Task goal:
Below are records. Count every line containing the word "text" and give the number alone.

Records for the exercise:
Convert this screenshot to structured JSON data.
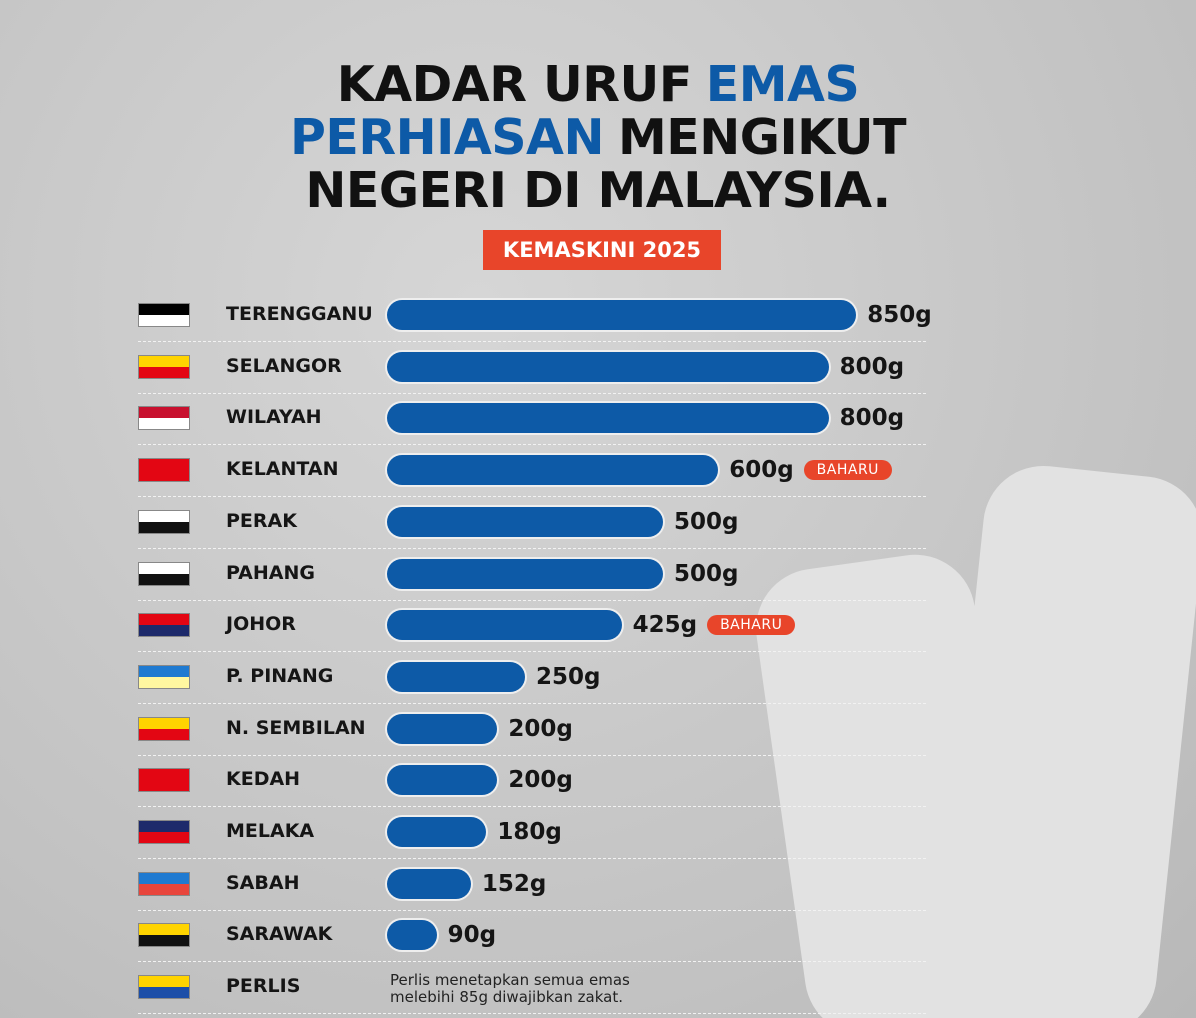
{
  "chart_data": {
    "type": "bar",
    "orientation": "horizontal",
    "title_lines": [
      [
        {
          "text": "KADAR URUF",
          "color": "#111111"
        },
        {
          "text": "EMAS",
          "color": "#0d5aa7"
        }
      ],
      [
        {
          "text": "PERHIASAN",
          "color": "#0d5aa7"
        },
        {
          "text": "MENGIKUT",
          "color": "#111111"
        }
      ],
      [
        {
          "text": "NEGERI DI MALAYSIA.",
          "color": "#111111"
        }
      ]
    ],
    "subtitle": "KEMASKINI 2025",
    "categories": [
      "TERENGGANU",
      "SELANGOR",
      "WILAYAH",
      "KELANTAN",
      "PERAK",
      "PAHANG",
      "JOHOR",
      "P. PINANG",
      "N. SEMBILAN",
      "KEDAH",
      "MELAKA",
      "SABAH",
      "SARAWAK",
      "PERLIS"
    ],
    "values": [
      850,
      800,
      800,
      600,
      500,
      500,
      425,
      250,
      200,
      200,
      180,
      152,
      90,
      null
    ],
    "value_labels": [
      "850g",
      "800g",
      "800g",
      "600g",
      "500g",
      "500g",
      "425g",
      "250g",
      "200g",
      "200g",
      "180g",
      "152g",
      "90g",
      null
    ],
    "badges": [
      null,
      null,
      null,
      "BAHARU",
      null,
      null,
      "BAHARU",
      null,
      null,
      null,
      null,
      null,
      null,
      null
    ],
    "notes": [
      null,
      null,
      null,
      null,
      null,
      null,
      null,
      null,
      null,
      null,
      null,
      null,
      null,
      "Perlis menetapkan semua emas melebihi 85g diwajibkan zakat."
    ],
    "color": "#0d5aa7",
    "badge_color": "#e8452a"
  }
}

Expected output:
5